* **Objective**
Your task is to transcribe all of the records exactly and leave out the pictures.

* **Source data**

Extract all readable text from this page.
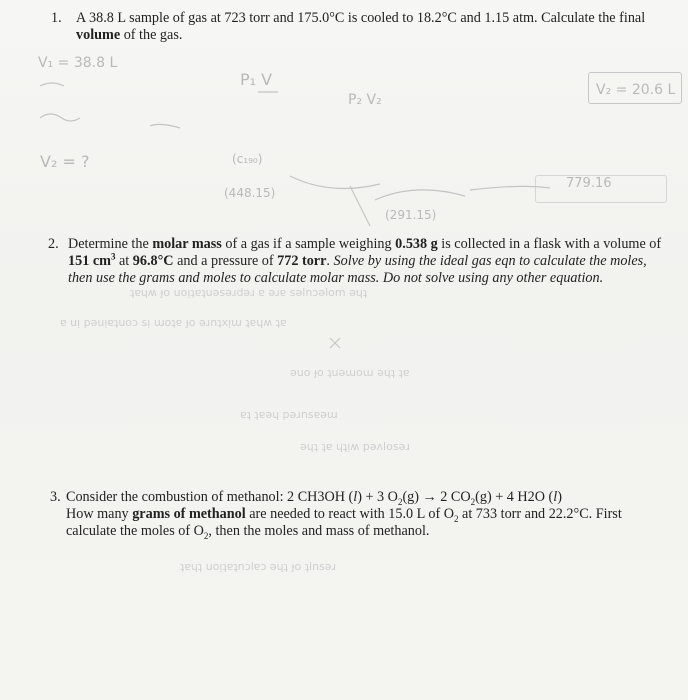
V₁ = 38.8 L
P₁ V
P₂ V₂
V₂ = 20.6 L
V₂ = ?	(c₁₉₀)
(448.15)
(291.15)
779.16
ʇɐɥʍ ɟo uoᴉʇɐʇuǝsǝɹdǝɹ ɐ ǝɹɐ sǝlnɔǝlom ǝɥʇ
ɐ uᴉ pǝuᴉɐʇuoɔ sᴉ ɯoʇɐ ɟo ǝɹnʇxᴉɯ ʇɐɥʍ ʇɐ
ǝuo ɟo ʇuǝɯoɯ ǝɥʇ ʇɐ
ɐʇ ʇɐǝɥ pǝɹnsɐǝɯ
ǝɥʇ ʇɐ ɥʇᴉʍ pǝʌlosǝɹ
ʇɐɥʇ uoᴉʇɐʇnɔlɐɔ ǝɥʇ ɟo ʇlnsǝɹ
1. A 38.8 L sample of gas at 723 torr and 175.0°C is cooled to 18.2°C and 1.15 atm. Calculate the final
volume of the gas.
2. Determine the molar mass of a gas if a sample weighing 0.538 g is collected in a flask with a volume of
151 $cm^3$ at 96.8°C and a pressure of 772 torr. Solve by using the ideal gas eqn to calculate the moles,
then use the grams and moles to calculate molar mass. Do not solve using any other equation.
3. Consider the combustion of methanol: 2 CH3OH (l) + 3 $O_2(g) \to 2$ $CO_2(g) + 4$ H2O (l)
How many grams of methanol are needed to react with 15.0 L of $O_2$ at 733 torr and 22.2°C. First
calculate the moles of $O_2$, then the moles and mass of methanol.
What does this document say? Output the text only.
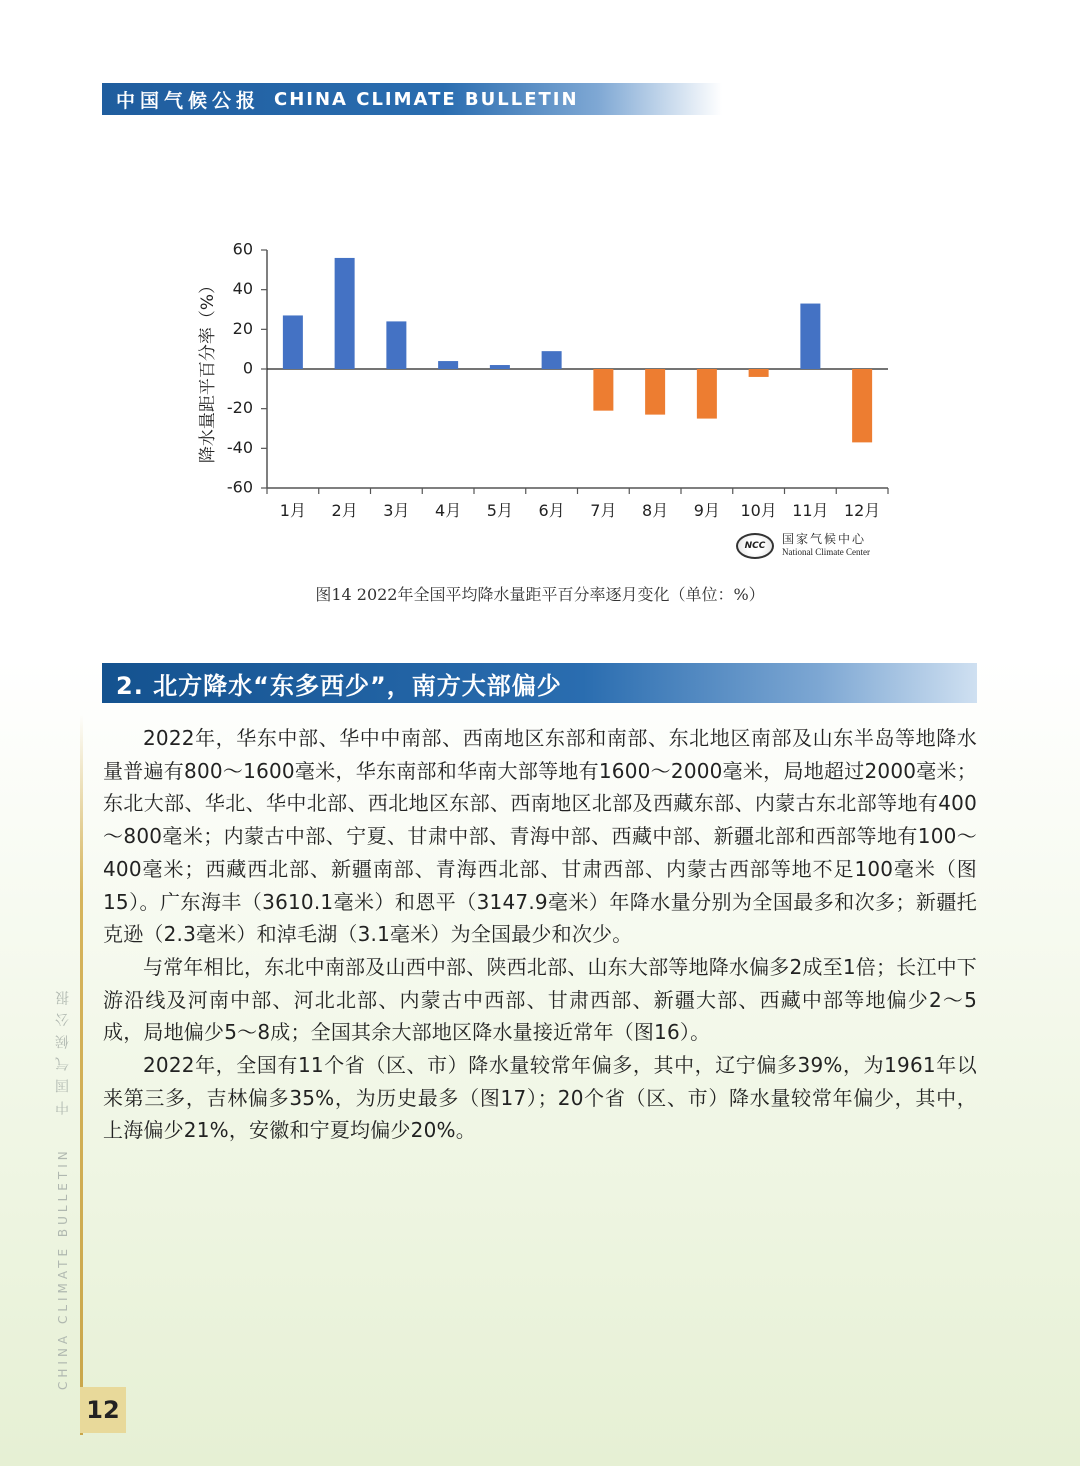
中国气候公报 CHINA CLIMATE BULLETIN
60
40
20
0
-20
-40
-60
1月 2月 3月 4月 5月 6月 7月 8月 9月 10月 11月 12月
降水量距平百分率（%）
NCC	国家气候中心
National Climate Center
图14 2022年全国平均降水量距平百分率逐月变化（单位：%）
2. 北方降水“东多西少”，南方大部偏少

2022年，华东中部、华中中南部、西南地区东部和南部、东北地区南部及山东半岛等地降水量普遍有800～1600毫米，华东南部和华南大部等地有1600～2000毫米，局地超过2000毫米；东北大部、华北、华中北部、西北地区东部、西南地区北部及西藏东部、内蒙古东北部等地有400～800毫米；内蒙古中部、宁夏、甘肃中部、青海中部、西藏中部、新疆北部和西部等地有100～400毫米；西藏西北部、新疆南部、青海西北部、甘肃西部、内蒙古西部等地不足100毫米（图15）。广东海丰（3610.1毫米）和恩平（3147.9毫米）年降水量分别为全国最多和次多；新疆托克逊（2.3毫米）和淖毛湖（3.1毫米）为全国最少和次少。

与常年相比，东北中南部及山西中部、陕西北部、山东大部等地降水偏多2成至1倍；长江中下游沿线及河南中部、河北北部、内蒙古中西部、甘肃西部、新疆大部、西藏中部等地偏少2～5成，局地偏少5～8成；全国其余大部地区降水量接近常年（图16）。

2022年，全国有11个省（区、市）降水量较常年偏多，其中，辽宁偏多39%，为1961年以来第三多，吉林偏多35%，为历史最多（图17）；20个省（区、市）降水量较常年偏少，其中，上海偏少21%，安徽和宁夏均偏少20%。

CHINA CLIMATE BULLETIN 中国气候公报
12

* **Correct output**
Extract all readable text from this page.
V₁ = 38.8 L
P₁ V
P₂ V₂
V₂ = 20.6 L
V₂ = ?	(c₁₉₀)
(448.15)
(291.15)
779.16
ʇɐɥʍ ɟo uoᴉʇɐʇuǝsǝɹdǝɹ ɐ ǝɹɐ sǝlnɔǝlom ǝɥʇ
ɐ uᴉ pǝuᴉɐʇuoɔ sᴉ ɯoʇɐ ɟo ǝɹnʇxᴉɯ ʇɐɥʍ ʇɐ
ǝuo ɟo ʇuǝɯoɯ ǝɥʇ ʇɐ
ɐʇ ʇɐǝɥ pǝɹnsɐǝɯ
ǝɥʇ ʇɐ ɥʇᴉʍ pǝʌlosǝɹ
ʇɐɥʇ uoᴉʇɐʇnɔlɐɔ ǝɥʇ ɟo ʇlnsǝɹ
1. A 38.8 L sample of gas at 723 torr and 175.0°C is cooled to 18.2°C and 1.15 atm. Calculate the final
volume of the gas.
2. Determine the molar mass of a gas if a sample weighing 0.538 g is collected in a flask with a volume of
151 $cm^3$ at 96.8°C and a pressure of 772 torr. Solve by using the ideal gas eqn to calculate the moles,
then use the grams and moles to calculate molar mass. Do not solve using any other equation.
3. Consider the combustion of methanol: 2 CH3OH (l) + 3 $O_2(g) \to 2$ $CO_2(g) + 4$ H2O (l)
How many grams of methanol are needed to react with 15.0 L of $O_2$ at 733 torr and 22.2°C. First
calculate the moles of $O_2$, then the moles and mass of methanol.
What does this document say? Output the text only.
中国气候公报 CHINA CLIMATE BULLETIN
60
40
20
0
-20
-40
-60
1月 2月 3月 4月 5月 6月 7月 8月 9月 10月 11月 12月
降水量距平百分率（%）
NCC	国家气候中心
National Climate Center
图14 2022年全国平均降水量距平百分率逐月变化（单位：%）
2. 北方降水“东多西少”，南方大部偏少

2022年，华东中部、华中中南部、西南地区东部和南部、东北地区南部及山东半岛等地降水量普遍有800～1600毫米，华东南部和华南大部等地有1600～2000毫米，局地超过2000毫米；东北大部、华北、华中北部、西北地区东部、西南地区北部及西藏东部、内蒙古东北部等地有400～800毫米；内蒙古中部、宁夏、甘肃中部、青海中部、西藏中部、新疆北部和西部等地有100～400毫米；西藏西北部、新疆南部、青海西北部、甘肃西部、内蒙古西部等地不足100毫米（图15）。广东海丰（3610.1毫米）和恩平（3147.9毫米）年降水量分别为全国最多和次多；新疆托克逊（2.3毫米）和淖毛湖（3.1毫米）为全国最少和次少。

与常年相比，东北中南部及山西中部、陕西北部、山东大部等地降水偏多2成至1倍；长江中下游沿线及河南中部、河北北部、内蒙古中西部、甘肃西部、新疆大部、西藏中部等地偏少2～5成，局地偏少5～8成；全国其余大部地区降水量接近常年（图16）。

2022年，全国有11个省（区、市）降水量较常年偏多，其中，辽宁偏多39%，为1961年以来第三多，吉林偏多35%，为历史最多（图17）；20个省（区、市）降水量较常年偏少，其中，上海偏少21%，安徽和宁夏均偏少20%。

CHINA CLIMATE BULLETIN 中国气候公报
12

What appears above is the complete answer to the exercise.